Element location data:
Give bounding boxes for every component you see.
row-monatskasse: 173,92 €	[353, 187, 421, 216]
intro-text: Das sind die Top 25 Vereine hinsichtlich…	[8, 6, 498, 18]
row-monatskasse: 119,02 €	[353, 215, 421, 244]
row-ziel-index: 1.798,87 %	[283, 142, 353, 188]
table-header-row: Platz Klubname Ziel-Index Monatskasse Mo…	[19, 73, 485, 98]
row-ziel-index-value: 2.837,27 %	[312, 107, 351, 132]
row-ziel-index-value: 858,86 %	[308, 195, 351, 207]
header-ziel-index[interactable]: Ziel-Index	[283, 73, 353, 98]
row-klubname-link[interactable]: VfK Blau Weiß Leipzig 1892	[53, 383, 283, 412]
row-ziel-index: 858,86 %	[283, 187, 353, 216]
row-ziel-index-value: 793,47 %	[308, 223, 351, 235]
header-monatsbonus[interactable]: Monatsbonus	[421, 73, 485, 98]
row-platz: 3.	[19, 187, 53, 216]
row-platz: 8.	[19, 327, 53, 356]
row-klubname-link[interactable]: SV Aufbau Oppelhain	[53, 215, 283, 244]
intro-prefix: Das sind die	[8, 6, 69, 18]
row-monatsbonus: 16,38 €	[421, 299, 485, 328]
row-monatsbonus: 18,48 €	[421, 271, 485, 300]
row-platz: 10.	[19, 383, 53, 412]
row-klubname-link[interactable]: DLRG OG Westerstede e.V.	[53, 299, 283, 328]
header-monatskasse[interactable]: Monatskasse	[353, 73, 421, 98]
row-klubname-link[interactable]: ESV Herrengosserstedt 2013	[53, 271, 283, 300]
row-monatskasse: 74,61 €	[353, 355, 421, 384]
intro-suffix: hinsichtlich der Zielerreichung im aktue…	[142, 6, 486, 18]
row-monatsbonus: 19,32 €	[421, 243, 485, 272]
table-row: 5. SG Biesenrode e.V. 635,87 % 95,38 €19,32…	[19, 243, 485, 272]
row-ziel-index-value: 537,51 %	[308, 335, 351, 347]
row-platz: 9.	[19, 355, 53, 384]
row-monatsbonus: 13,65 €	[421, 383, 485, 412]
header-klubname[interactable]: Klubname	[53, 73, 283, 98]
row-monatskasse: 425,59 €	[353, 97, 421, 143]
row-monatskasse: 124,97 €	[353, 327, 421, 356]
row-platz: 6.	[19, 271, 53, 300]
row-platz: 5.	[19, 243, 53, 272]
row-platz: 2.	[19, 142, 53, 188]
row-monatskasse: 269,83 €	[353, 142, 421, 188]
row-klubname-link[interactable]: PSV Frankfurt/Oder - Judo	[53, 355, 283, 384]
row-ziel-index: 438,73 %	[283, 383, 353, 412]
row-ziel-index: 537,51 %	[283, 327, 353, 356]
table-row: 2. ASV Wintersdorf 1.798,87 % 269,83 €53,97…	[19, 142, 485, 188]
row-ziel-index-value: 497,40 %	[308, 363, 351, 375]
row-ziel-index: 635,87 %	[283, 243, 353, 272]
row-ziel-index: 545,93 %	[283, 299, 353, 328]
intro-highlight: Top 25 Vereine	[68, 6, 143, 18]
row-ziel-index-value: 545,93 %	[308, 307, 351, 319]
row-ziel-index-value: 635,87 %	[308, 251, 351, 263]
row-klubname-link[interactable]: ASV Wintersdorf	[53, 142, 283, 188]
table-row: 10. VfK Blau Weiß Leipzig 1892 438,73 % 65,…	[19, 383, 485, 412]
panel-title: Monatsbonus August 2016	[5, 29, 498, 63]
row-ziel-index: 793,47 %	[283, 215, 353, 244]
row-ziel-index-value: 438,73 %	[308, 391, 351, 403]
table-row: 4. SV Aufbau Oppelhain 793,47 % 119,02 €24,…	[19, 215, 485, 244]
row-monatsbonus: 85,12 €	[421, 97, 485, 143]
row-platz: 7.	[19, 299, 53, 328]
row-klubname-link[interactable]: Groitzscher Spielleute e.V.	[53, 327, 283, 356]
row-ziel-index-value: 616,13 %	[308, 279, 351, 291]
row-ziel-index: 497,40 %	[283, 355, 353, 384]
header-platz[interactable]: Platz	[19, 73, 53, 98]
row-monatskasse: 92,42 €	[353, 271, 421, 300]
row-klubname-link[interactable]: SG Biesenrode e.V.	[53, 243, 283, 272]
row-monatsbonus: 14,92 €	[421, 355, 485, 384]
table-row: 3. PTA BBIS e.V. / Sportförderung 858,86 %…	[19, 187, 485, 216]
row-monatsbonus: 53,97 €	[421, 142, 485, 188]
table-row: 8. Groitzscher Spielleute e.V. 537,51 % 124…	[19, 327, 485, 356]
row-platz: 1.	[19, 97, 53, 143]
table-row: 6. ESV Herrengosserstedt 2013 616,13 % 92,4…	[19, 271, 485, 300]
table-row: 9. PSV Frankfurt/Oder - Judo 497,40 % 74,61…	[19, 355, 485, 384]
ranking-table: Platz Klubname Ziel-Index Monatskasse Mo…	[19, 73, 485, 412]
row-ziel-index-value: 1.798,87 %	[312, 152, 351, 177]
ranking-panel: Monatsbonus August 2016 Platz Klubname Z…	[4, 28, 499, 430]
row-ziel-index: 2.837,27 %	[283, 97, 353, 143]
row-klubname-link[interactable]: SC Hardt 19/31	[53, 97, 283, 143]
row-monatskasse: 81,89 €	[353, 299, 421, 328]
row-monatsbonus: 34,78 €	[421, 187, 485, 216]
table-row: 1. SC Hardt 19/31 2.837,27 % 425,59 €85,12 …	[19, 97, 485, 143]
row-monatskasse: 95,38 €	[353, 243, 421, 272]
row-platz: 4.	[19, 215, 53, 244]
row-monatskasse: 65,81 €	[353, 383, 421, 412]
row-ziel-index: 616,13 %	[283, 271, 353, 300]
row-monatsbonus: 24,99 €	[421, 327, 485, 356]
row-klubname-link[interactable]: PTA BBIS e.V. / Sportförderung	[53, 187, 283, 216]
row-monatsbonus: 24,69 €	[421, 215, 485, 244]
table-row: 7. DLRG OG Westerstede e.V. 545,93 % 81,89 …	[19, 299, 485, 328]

PROBLEM TO WORK ON: Copy the entire listing above line for line, without changing anything.

EXPECTED ANSWER:
Give bounding boxes for every component you see.
row-monatskasse: 173,92 €	[353, 187, 421, 216]
intro-text: Das sind die Top 25 Vereine hinsichtlich…	[8, 6, 498, 18]
row-monatskasse: 119,02 €	[353, 215, 421, 244]
row-ziel-index: 1.798,87 %	[283, 142, 353, 188]
table-header-row: Platz Klubname Ziel-Index Monatskasse Mo…	[19, 73, 485, 98]
row-ziel-index-value: 2.837,27 %	[312, 107, 351, 132]
row-ziel-index-value: 858,86 %	[308, 195, 351, 207]
header-ziel-index[interactable]: Ziel-Index	[283, 73, 353, 98]
row-klubname-link[interactable]: VfK Blau Weiß Leipzig 1892	[53, 383, 283, 412]
row-ziel-index: 858,86 %	[283, 187, 353, 216]
row-ziel-index-value: 793,47 %	[308, 223, 351, 235]
header-monatsbonus[interactable]: Monatsbonus	[421, 73, 485, 98]
row-platz: 3.	[19, 187, 53, 216]
row-platz: 8.	[19, 327, 53, 356]
row-klubname-link[interactable]: SV Aufbau Oppelhain	[53, 215, 283, 244]
intro-prefix: Das sind die	[8, 6, 69, 18]
row-monatsbonus: 16,38 €	[421, 299, 485, 328]
row-monatsbonus: 18,48 €	[421, 271, 485, 300]
row-platz: 10.	[19, 383, 53, 412]
row-klubname-link[interactable]: DLRG OG Westerstede e.V.	[53, 299, 283, 328]
header-monatskasse[interactable]: Monatskasse	[353, 73, 421, 98]
row-klubname-link[interactable]: ESV Herrengosserstedt 2013	[53, 271, 283, 300]
row-monatskasse: 74,61 €	[353, 355, 421, 384]
intro-suffix: hinsichtlich der Zielerreichung im aktue…	[142, 6, 486, 18]
row-monatsbonus: 19,32 €	[421, 243, 485, 272]
table-row: 5. SG Biesenrode e.V. 635,87 % 95,38 €19,32…	[19, 243, 485, 272]
row-ziel-index-value: 537,51 %	[308, 335, 351, 347]
row-platz: 9.	[19, 355, 53, 384]
row-monatsbonus: 13,65 €	[421, 383, 485, 412]
header-klubname[interactable]: Klubname	[53, 73, 283, 98]
row-monatskasse: 425,59 €	[353, 97, 421, 143]
row-monatskasse: 124,97 €	[353, 327, 421, 356]
row-platz: 6.	[19, 271, 53, 300]
row-platz: 5.	[19, 243, 53, 272]
row-platz: 2.	[19, 142, 53, 188]
row-monatskasse: 269,83 €	[353, 142, 421, 188]
row-klubname-link[interactable]: PSV Frankfurt/Oder - Judo	[53, 355, 283, 384]
row-ziel-index: 438,73 %	[283, 383, 353, 412]
row-ziel-index: 537,51 %	[283, 327, 353, 356]
table-row: 2. ASV Wintersdorf 1.798,87 % 269,83 €53,97…	[19, 142, 485, 188]
row-ziel-index-value: 497,40 %	[308, 363, 351, 375]
row-ziel-index: 635,87 %	[283, 243, 353, 272]
row-ziel-index: 545,93 %	[283, 299, 353, 328]
intro-highlight: Top 25 Vereine	[68, 6, 143, 18]
row-ziel-index-value: 545,93 %	[308, 307, 351, 319]
row-ziel-index-value: 635,87 %	[308, 251, 351, 263]
row-klubname-link[interactable]: ASV Wintersdorf	[53, 142, 283, 188]
table-row: 10. VfK Blau Weiß Leipzig 1892 438,73 % 65,…	[19, 383, 485, 412]
panel-title: Monatsbonus August 2016	[5, 29, 498, 63]
row-ziel-index: 793,47 %	[283, 215, 353, 244]
row-ziel-index-value: 438,73 %	[308, 391, 351, 403]
table-row: 4. SV Aufbau Oppelhain 793,47 % 119,02 €24,…	[19, 215, 485, 244]
row-monatsbonus: 85,12 €	[421, 97, 485, 143]
row-platz: 7.	[19, 299, 53, 328]
row-klubname-link[interactable]: Groitzscher Spielleute e.V.	[53, 327, 283, 356]
row-ziel-index-value: 616,13 %	[308, 279, 351, 291]
row-ziel-index: 497,40 %	[283, 355, 353, 384]
header-platz[interactable]: Platz	[19, 73, 53, 98]
row-monatskasse: 92,42 €	[353, 271, 421, 300]
row-klubname-link[interactable]: SG Biesenrode e.V.	[53, 243, 283, 272]
row-monatsbonus: 14,92 €	[421, 355, 485, 384]
table-row: 3. PTA BBIS e.V. / Sportförderung 858,86 %…	[19, 187, 485, 216]
row-monatsbonus: 53,97 €	[421, 142, 485, 188]
table-row: 8. Groitzscher Spielleute e.V. 537,51 % 124…	[19, 327, 485, 356]
row-platz: 1.	[19, 97, 53, 143]
table-row: 6. ESV Herrengosserstedt 2013 616,13 % 92,4…	[19, 271, 485, 300]
table-row: 9. PSV Frankfurt/Oder - Judo 497,40 % 74,61…	[19, 355, 485, 384]
ranking-table: Platz Klubname Ziel-Index Monatskasse Mo…	[19, 73, 485, 412]
row-ziel-index-value: 1.798,87 %	[312, 152, 351, 177]
ranking-panel: Monatsbonus August 2016 Platz Klubname Z…	[4, 28, 499, 430]
row-ziel-index: 2.837,27 %	[283, 97, 353, 143]
row-klubname-link[interactable]: SC Hardt 19/31	[53, 97, 283, 143]
row-monatskasse: 81,89 €	[353, 299, 421, 328]
row-monatsbonus: 34,78 €	[421, 187, 485, 216]
table-row: 1. SC Hardt 19/31 2.837,27 % 425,59 €85,12 …	[19, 97, 485, 143]
row-monatskasse: 95,38 €	[353, 243, 421, 272]
row-platz: 4.	[19, 215, 53, 244]
row-monatskasse: 65,81 €	[353, 383, 421, 412]
row-ziel-index: 616,13 %	[283, 271, 353, 300]
row-monatsbonus: 24,99 €	[421, 327, 485, 356]
row-klubname-link[interactable]: PTA BBIS e.V. / Sportförderung	[53, 187, 283, 216]
row-monatsbonus: 24,69 €	[421, 215, 485, 244]
table-row: 7. DLRG OG Westerstede e.V. 545,93 % 81,89 …	[19, 299, 485, 328]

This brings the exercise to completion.